§ YOUR TASK:
Pick out each line below containing "物体间有力的作用时".

/---

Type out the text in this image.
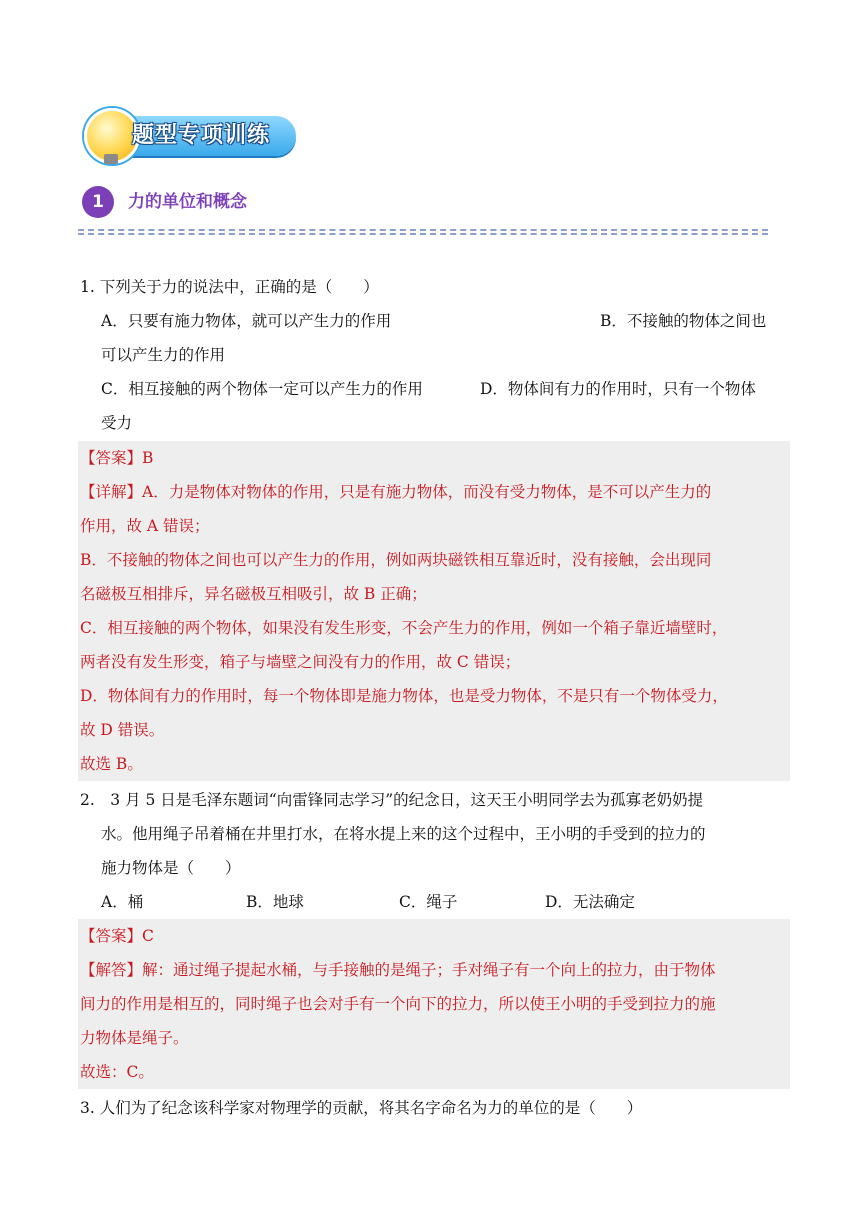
题型专项训练
1	力的单位和概念
1. 下列关于力的说法中，正确的是（　　）
A．只要有施力物体，就可以产生力的作用	B．不接触的物体之间也
可以产生力的作用
C．相互接触的两个物体一定可以产生力的作用	D．物体间有力的作用时，只有一个物体
受力
【答案】B
【详解】A．力是物体对物体的作用，只是有施力物体，而没有受力物体，是不可以产生力的
作用，故 A 错误；
B．不接触的物体之间也可以产生力的作用，例如两块磁铁相互靠近时，没有接触，会出现同
名磁极互相排斥，异名磁极互相吸引，故 B 正确；
C．相互接触的两个物体，如果没有发生形变，不会产生力的作用，例如一个箱子靠近墙壁时，
两者没有发生形变，箱子与墙壁之间没有力的作用，故 C 错误；
D．物体间有力的作用时，每一个物体即是施力物体，也是受力物体，不是只有一个物体受力，
故 D 错误。
故选 B。
2.　3 月 5 日是毛泽东题词“向雷锋同志学习”的纪念日，这天王小明同学去为孤寡老奶奶提
水。他用绳子吊着桶在井里打水，在将水提上来的这个过程中，王小明的手受到的拉力的
施力物体是（　　）
A．桶	B．地球	C．绳子	D．无法确定
【答案】C
【解答】解：通过绳子提起水桶，与手接触的是绳子；手对绳子有一个向上的拉力，由于物体
间力的作用是相互的，同时绳子也会对手有一个向下的拉力，所以使王小明的手受到拉力的施
力物体是绳子。
故选：C。
3. 人们为了纪念该科学家对物理学的贡献，将其名字命名为力的单位的是（　　）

\---

§ THE OUTPUT:
C．相互接触的两个物体一定可以产生力的作用	D．物体间有力的作用时，只有一个物体
D．物体间有力的作用时，每一个物体即是施力物体，也是受力物体，不是只有一个物体受力，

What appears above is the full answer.